start

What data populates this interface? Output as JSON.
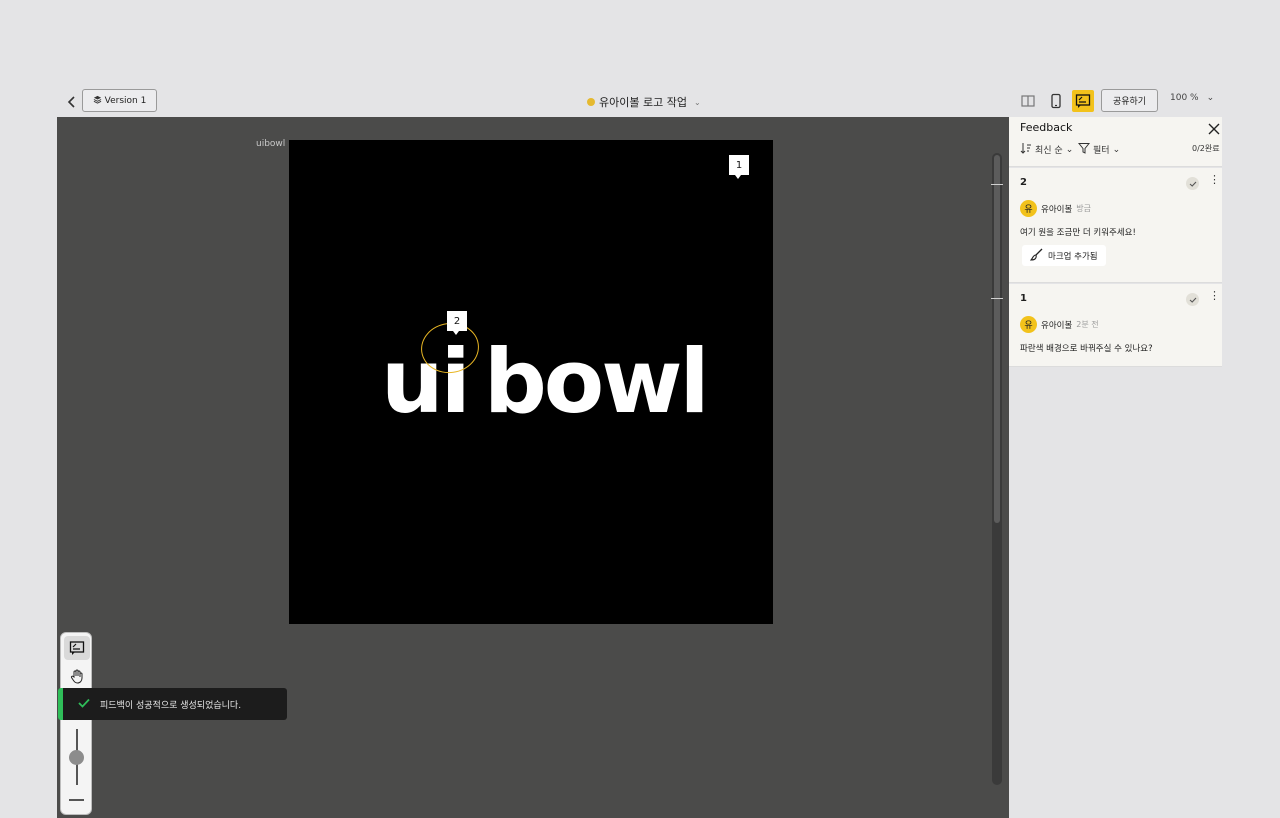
{
  "header": {
    "version_label": "Version 1",
    "project_title": "유아이볼 로고 작업",
    "share_label": "공유하기",
    "zoom_label": "100 %",
    "accent_color": "#f2c21b",
    "status_dot_color": "#e5b92f",
    "icons": [
      "back-arrow-icon",
      "layers-icon",
      "split-view-icon",
      "mobile-icon",
      "feedback-icon",
      "chevron-down-icon"
    ]
  },
  "canvas": {
    "frame_label": "uibowl",
    "logo_text_ui": "ui",
    "logo_text_bowl": "bowl",
    "pins": [
      {
        "number": "1"
      },
      {
        "number": "2"
      }
    ]
  },
  "tools": {
    "items": [
      "comment-tool-icon",
      "hand-tool-icon"
    ]
  },
  "toast": {
    "message": "피드백이 성공적으로 생성되었습니다.",
    "color": "#2fbe59"
  },
  "feedback_panel": {
    "title": "Feedback",
    "sort_label": "최신 순",
    "filter_label": "필터",
    "done_count": "0/2완료",
    "comments": [
      {
        "number": "2",
        "avatar_char": "유",
        "author": "유아이볼",
        "time": "방금",
        "text": "여기 원을 조금만 더 키워주세요!",
        "markup_label": "마크업 추가됨"
      },
      {
        "number": "1",
        "avatar_char": "유",
        "author": "유아이볼",
        "time": "2분 전",
        "text": "파란색 배경으로 바꿔주실 수 있나요?"
      }
    ]
  }
}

end

## Task details:
Write out the full listing verbatim, excluding its pictures.

## Task output:
What data populates this interface? Output as JSON.
{
  "header": {
    "version_label": "Version 1",
    "project_title": "유아이볼 로고 작업",
    "share_label": "공유하기",
    "zoom_label": "100 %",
    "accent_color": "#f2c21b",
    "status_dot_color": "#e5b92f",
    "icons": [
      "back-arrow-icon",
      "layers-icon",
      "split-view-icon",
      "mobile-icon",
      "feedback-icon",
      "chevron-down-icon"
    ]
  },
  "canvas": {
    "frame_label": "uibowl",
    "logo_text_ui": "ui",
    "logo_text_bowl": "bowl",
    "pins": [
      {
        "number": "1"
      },
      {
        "number": "2"
      }
    ]
  },
  "tools": {
    "items": [
      "comment-tool-icon",
      "hand-tool-icon"
    ]
  },
  "toast": {
    "message": "피드백이 성공적으로 생성되었습니다.",
    "color": "#2fbe59"
  },
  "feedback_panel": {
    "title": "Feedback",
    "sort_label": "최신 순",
    "filter_label": "필터",
    "done_count": "0/2완료",
    "comments": [
      {
        "number": "2",
        "avatar_char": "유",
        "author": "유아이볼",
        "time": "방금",
        "text": "여기 원을 조금만 더 키워주세요!",
        "markup_label": "마크업 추가됨"
      },
      {
        "number": "1",
        "avatar_char": "유",
        "author": "유아이볼",
        "time": "2분 전",
        "text": "파란색 배경으로 바꿔주실 수 있나요?"
      }
    ]
  }
}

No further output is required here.